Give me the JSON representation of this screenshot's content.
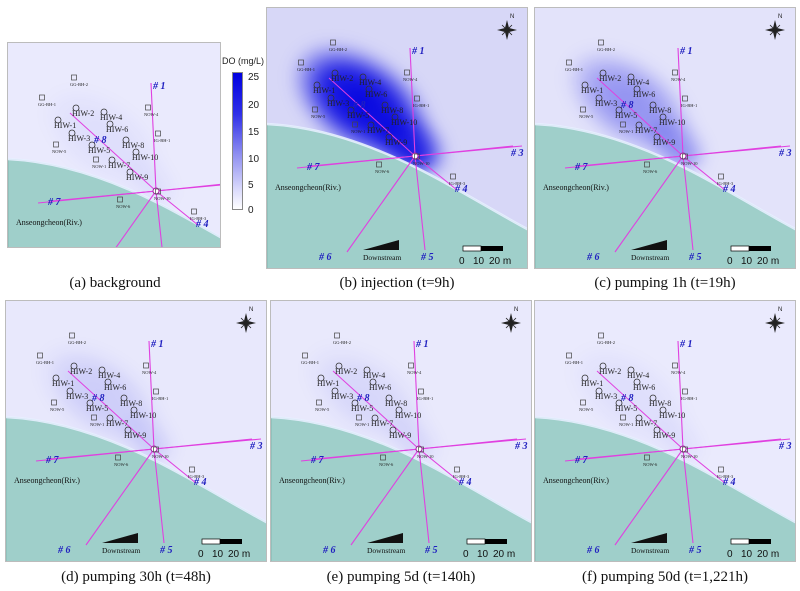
{
  "colorbar": {
    "title": "DO (mg/L)",
    "ticks": [
      "25",
      "20",
      "15",
      "10",
      "5",
      "0"
    ],
    "color_max": "#0000e0",
    "color_min": "#ffffff"
  },
  "map_labels": {
    "river": "Anseongcheon(Riv.)",
    "downstream": "Downstream",
    "scale": [
      "0",
      "10",
      "20 m"
    ],
    "lines": [
      "# 1",
      "# 3",
      "# 4",
      "# 5",
      "# 6",
      "# 7",
      "# 8"
    ],
    "wells": [
      "GG-BH-1",
      "GG-BH-2",
      "HIW-1",
      "HIW-2",
      "HIW-3",
      "HIW-4",
      "HIW-5",
      "HIW-6",
      "HIW-7",
      "HIW-8",
      "HIW-9",
      "HIW-10",
      "NOW-1",
      "NOW-4",
      "NOW-5",
      "NOW-6",
      "NOW-10",
      "IG-BH-1",
      "IG-BH-3"
    ]
  },
  "chart_data": {
    "type": "heatmap",
    "variable": "DO (mg/L)",
    "colorbar_range": [
      0,
      25
    ],
    "panels": [
      {
        "id": "a",
        "caption": "(a) background",
        "plume_level": 0.05
      },
      {
        "id": "b",
        "caption": "(b) injection (t=9h)",
        "plume_level": 1.0
      },
      {
        "id": "c",
        "caption": "(c) pumping 1h (t=19h)",
        "plume_level": 0.35
      },
      {
        "id": "d",
        "caption": "(d) pumping 30h (t=48h)",
        "plume_level": 0.12
      },
      {
        "id": "e",
        "caption": "(e) pumping 5d (t=140h)",
        "plume_level": 0.08
      },
      {
        "id": "f",
        "caption": "(f) pumping 50d (t=1,221h)",
        "plume_level": 0.05
      }
    ]
  }
}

***

**The request:**
From the listing, copy each line containing the word "caption".

**Response to the task:**
        "caption": "(a) background",
        "caption": "(b) injection (t=9h)",
        "caption": "(c) pumping 1h (t=19h)",
        "caption": "(d) pumping 30h (t=48h)",
        "caption": "(e) pumping 5d (t=140h)",
        "caption": "(f) pumping 50d (t=1,221h)",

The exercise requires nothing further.